### Exercise inputs
====

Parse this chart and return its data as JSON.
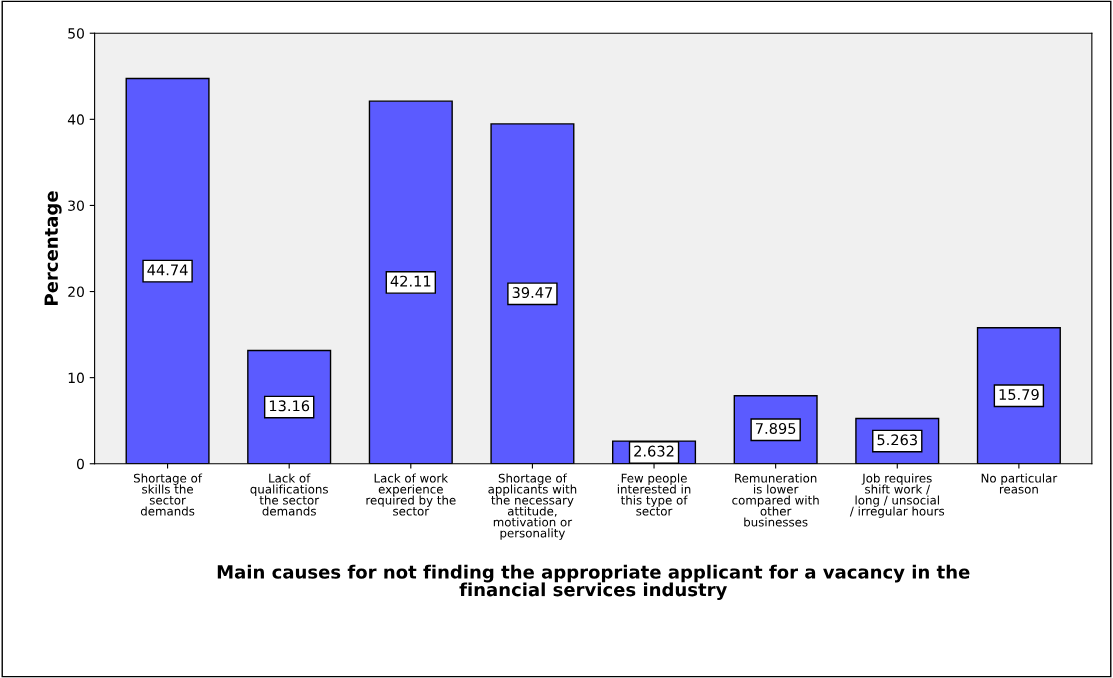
{
  "chart_data": {
    "type": "bar",
    "categories": [
      "Shortage of\nskills the\nsector\ndemands",
      "Lack of\nqualifications\nthe sector\ndemands",
      "Lack of work\nexperience\nrequired by the\nsector",
      "Shortage of\napplicants with\nthe necessary\nattitude,\nmotivation or\npersonality",
      "Few people\ninterested in\nthis type of\nsector",
      "Remuneration\nis lower\ncompared with\nother\nbusinesses",
      "Job requires\nshift work /\nlong / unsocial\n/ irregular hours",
      "No particular\nreason"
    ],
    "values": [
      44.74,
      13.16,
      42.11,
      39.47,
      2.632,
      7.895,
      5.263,
      15.79
    ],
    "color": "#5b5bff",
    "ylabel": "Percentage",
    "xlabel": "Main causes for not finding the appropriate applicant for a vacancy in the\nfinancial services industry",
    "ylim": [
      0,
      50
    ],
    "yticks": [
      0,
      10,
      20,
      30,
      40,
      50
    ],
    "data_labels": true,
    "grid": false,
    "legend": false
  }
}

====

Copy all the data exactly as written, but skip any picture.

Parse this chart and return its data as JSON.
{
  "chart_data": {
    "type": "bar",
    "categories": [
      "Shortage of\nskills the\nsector\ndemands",
      "Lack of\nqualifications\nthe sector\ndemands",
      "Lack of work\nexperience\nrequired by the\nsector",
      "Shortage of\napplicants with\nthe necessary\nattitude,\nmotivation or\npersonality",
      "Few people\ninterested in\nthis type of\nsector",
      "Remuneration\nis lower\ncompared with\nother\nbusinesses",
      "Job requires\nshift work /\nlong / unsocial\n/ irregular hours",
      "No particular\nreason"
    ],
    "values": [
      44.74,
      13.16,
      42.11,
      39.47,
      2.632,
      7.895,
      5.263,
      15.79
    ],
    "color": "#5b5bff",
    "ylabel": "Percentage",
    "xlabel": "Main causes for not finding the appropriate applicant for a vacancy in the\nfinancial services industry",
    "ylim": [
      0,
      50
    ],
    "yticks": [
      0,
      10,
      20,
      30,
      40,
      50
    ],
    "data_labels": true,
    "grid": false,
    "legend": false
  }
}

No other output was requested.